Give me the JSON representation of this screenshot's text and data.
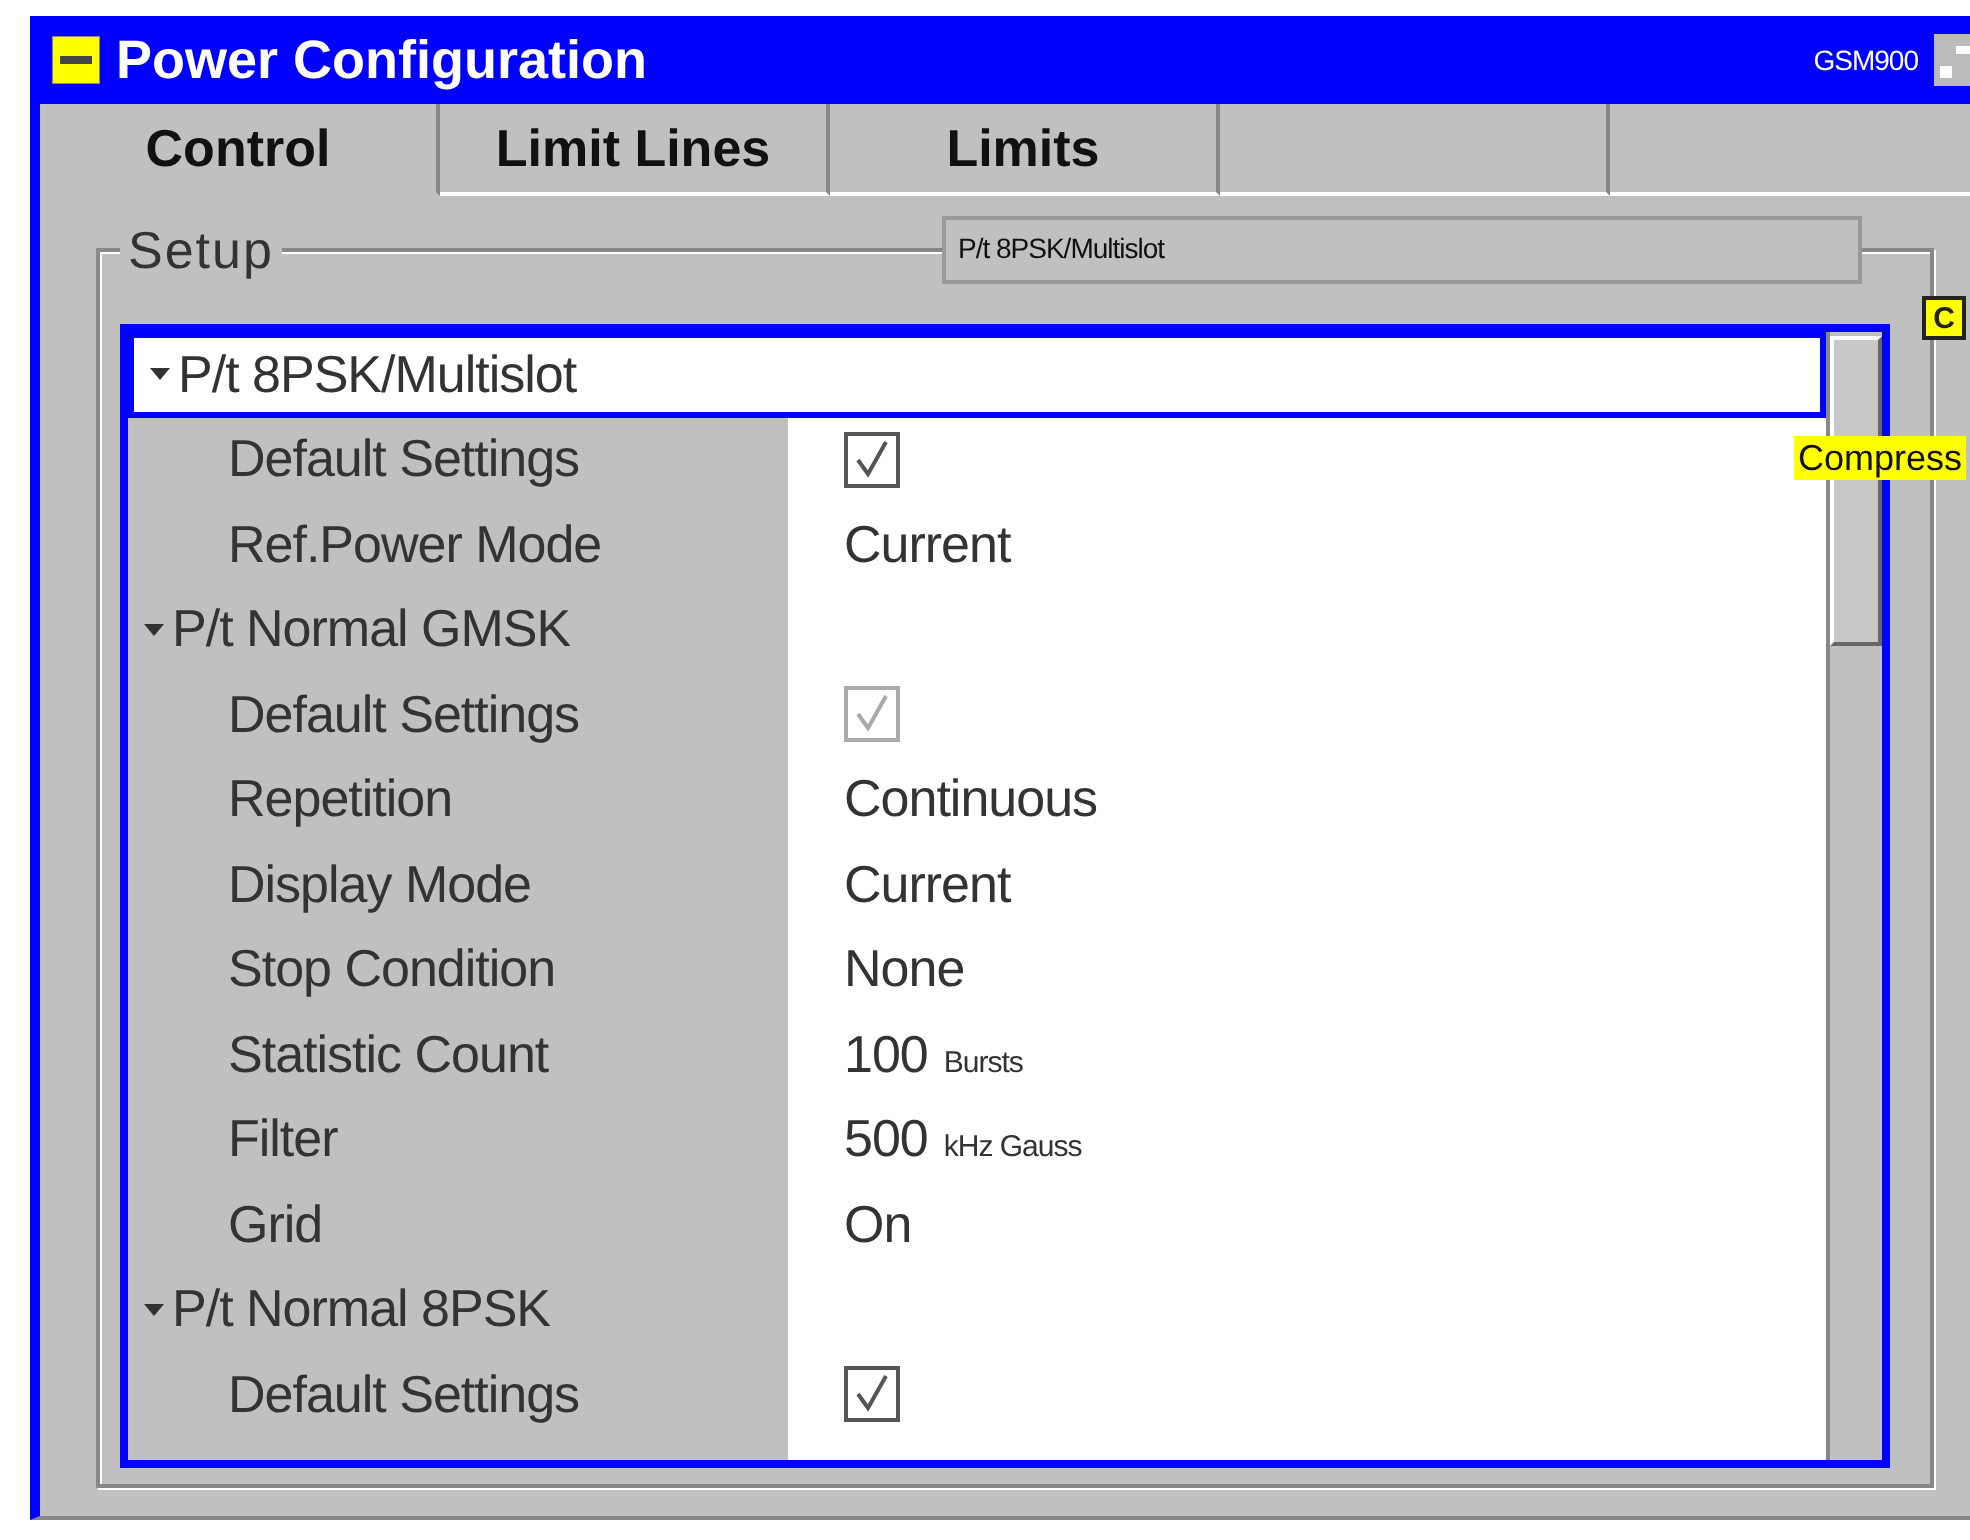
{
  "window": {
    "title": "Power Configuration",
    "band": "GSM900"
  },
  "tabs": [
    {
      "label": "Control",
      "selected": true
    },
    {
      "label": "Limit Lines",
      "selected": false
    },
    {
      "label": "Limits",
      "selected": false
    }
  ],
  "setup": {
    "legend": "Setup",
    "combo": "P/t 8PSK/Multislot",
    "side_button": "C",
    "tooltip": "Compress"
  },
  "groups": [
    {
      "title": "P/t 8PSK/Multislot",
      "expanded": true,
      "selected": true,
      "children": [
        {
          "kind": "checkbox",
          "label": "Default Settings",
          "checked": true,
          "disabled": false
        },
        {
          "kind": "value",
          "label": "Ref.Power Mode",
          "value": "Current"
        }
      ]
    },
    {
      "title": "P/t Normal GMSK",
      "expanded": true,
      "selected": false,
      "children": [
        {
          "kind": "checkbox",
          "label": "Default Settings",
          "checked": true,
          "disabled": true
        },
        {
          "kind": "value",
          "label": "Repetition",
          "value": "Continuous"
        },
        {
          "kind": "value",
          "label": "Display Mode",
          "value": "Current"
        },
        {
          "kind": "value",
          "label": "Stop Condition",
          "value": "None"
        },
        {
          "kind": "value",
          "label": "Statistic Count",
          "value": "100",
          "unit": "Bursts"
        },
        {
          "kind": "value",
          "label": "Filter",
          "value": "500",
          "unit": "kHz Gauss"
        },
        {
          "kind": "value",
          "label": "Grid",
          "value": "On"
        }
      ]
    },
    {
      "title": "P/t Normal 8PSK",
      "expanded": true,
      "selected": false,
      "children": [
        {
          "kind": "checkbox",
          "label": "Default Settings",
          "checked": true,
          "disabled": false
        }
      ]
    }
  ]
}
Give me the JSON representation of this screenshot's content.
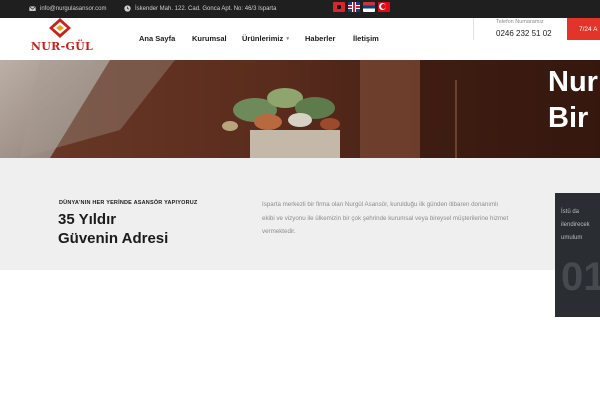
════════════════
Identify lines with the string "this". Copy each one.

# Exercise response:
Give me the JSON representation of this screenshot's text and data.
Give me the JSON representation of this screenshot's content.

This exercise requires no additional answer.